▶ _DO THIS_
Repeat, exactly and completely, the material that follows. Omit the pictures.

[Excerpt from a dataset]
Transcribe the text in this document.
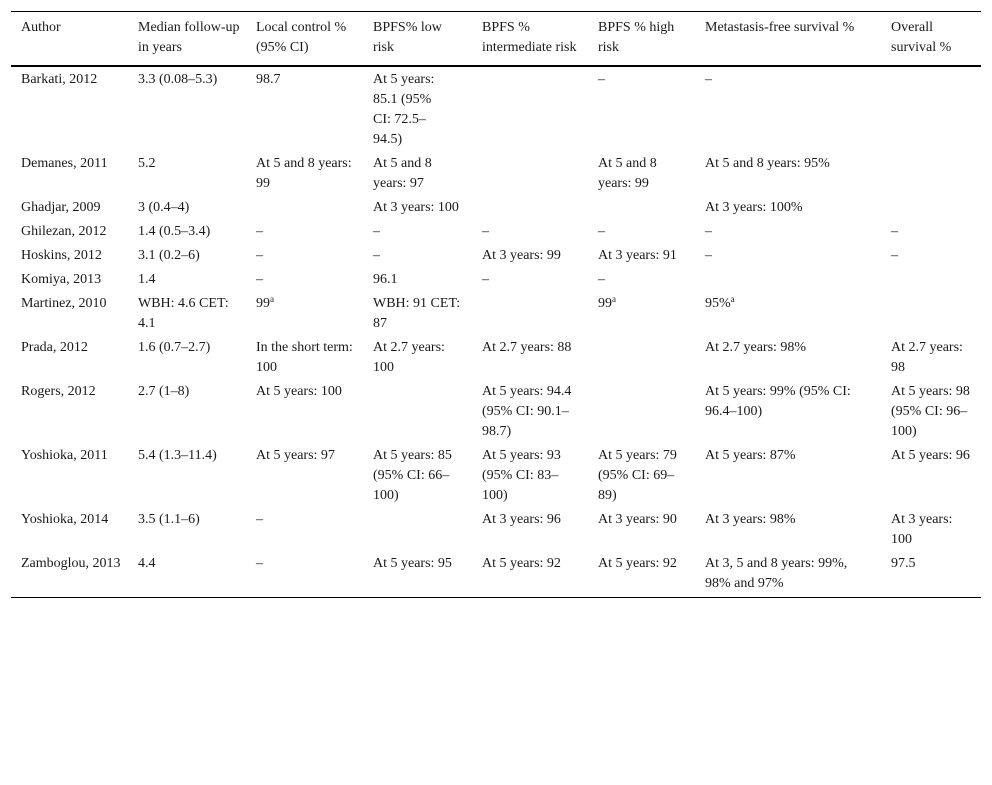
Author	Median follow-up in years	Local control % (95% CI)	BPFS% low risk	BPFS % intermediate risk	BPFS % high risk	Metastasis-free survival %	Overall survival %
Barkati, 2012	3.3 (0.08–5.3)	98.7	At 5 years: 85.1 (95% CI: 72.5–94.5)		–	–	
Demanes, 2011	5.2	At 5 and 8 years: 99	At 5 and 8 years: 97		At 5 and 8 years: 99	At 5 and 8 years: 95%	
Ghadjar, 2009	3 (0.4–4)		At 3 years: 100			At 3 years: 100%	
Ghilezan, 2012	1.4 (0.5–3.4)	–	–	–	–	–	–
Hoskins, 2012	3.1 (0.2–6)	–	–	At 3 years: 99	At 3 years: 91	–	–
Komiya, 2013	1.4	–	96.1	–	–		
Martinez, 2010	WBH: 4.6 CET: 4.1	99$^a$	WBH: 91 CET: 87		99$^a$	95%$^a$	
Prada, 2012	1.6 (0.7–2.7)	In the short term: 100	At 2.7 years: 100	At 2.7 years: 88		At 2.7 years: 98%	At 2.7 years: 98
Rogers, 2012	2.7 (1–8)	At 5 years: 100		At 5 years: 94.4 (95% CI: 90.1–98.7)		At 5 years: 99% (95% CI: 96.4–100)	At 5 years: 98 (95% CI: 96–100)
Yoshioka, 2011	5.4 (1.3–11.4)	At 5 years: 97	At 5 years: 85 (95% CI: 66–100)	At 5 years: 93 (95% CI: 83–100)	At 5 years: 79 (95% CI: 69–89)	At 5 years: 87%	At 5 years: 96
Yoshioka, 2014	3.5 (1.1–6)	–		At 3 years: 96	At 3 years: 90	At 3 years: 98%	At 3 years: 100
Zamboglou, 2013	4.4	–	At 5 years: 95	At 5 years: 92	At 5 years: 92	At 3, 5 and 8 years: 99%, 98% and 97%	97.5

▶ _RESPONSE BELOW_
Transcribe the text in this document.
Author	Median follow-up in years	Local control % (95% CI)	BPFS% low risk	BPFS % intermediate risk	BPFS % high risk	Metastasis-free survival %	Overall survival %
Barkati, 2012	3.3 (0.08–5.3)	98.7	At 5 years: 85.1 (95% CI: 72.5–94.5)		–	–	
Demanes, 2011	5.2	At 5 and 8 years: 99	At 5 and 8 years: 97		At 5 and 8 years: 99	At 5 and 8 years: 95%	
Ghadjar, 2009	3 (0.4–4)		At 3 years: 100			At 3 years: 100%	
Ghilezan, 2012	1.4 (0.5–3.4)	–	–	–	–	–	–
Hoskins, 2012	3.1 (0.2–6)	–	–	At 3 years: 99	At 3 years: 91	–	–
Komiya, 2013	1.4	–	96.1	–	–		
Martinez, 2010	WBH: 4.6 CET: 4.1	99$^a$	WBH: 91 CET: 87		99$^a$	95%$^a$	
Prada, 2012	1.6 (0.7–2.7)	In the short term: 100	At 2.7 years: 100	At 2.7 years: 88		At 2.7 years: 98%	At 2.7 years: 98
Rogers, 2012	2.7 (1–8)	At 5 years: 100		At 5 years: 94.4 (95% CI: 90.1–98.7)		At 5 years: 99% (95% CI: 96.4–100)	At 5 years: 98 (95% CI: 96–100)
Yoshioka, 2011	5.4 (1.3–11.4)	At 5 years: 97	At 5 years: 85 (95% CI: 66–100)	At 5 years: 93 (95% CI: 83–100)	At 5 years: 79 (95% CI: 69–89)	At 5 years: 87%	At 5 years: 96
Yoshioka, 2014	3.5 (1.1–6)	–		At 3 years: 96	At 3 years: 90	At 3 years: 98%	At 3 years: 100
Zamboglou, 2013	4.4	–	At 5 years: 95	At 5 years: 92	At 5 years: 92	At 3, 5 and 8 years: 99%, 98% and 97%	97.5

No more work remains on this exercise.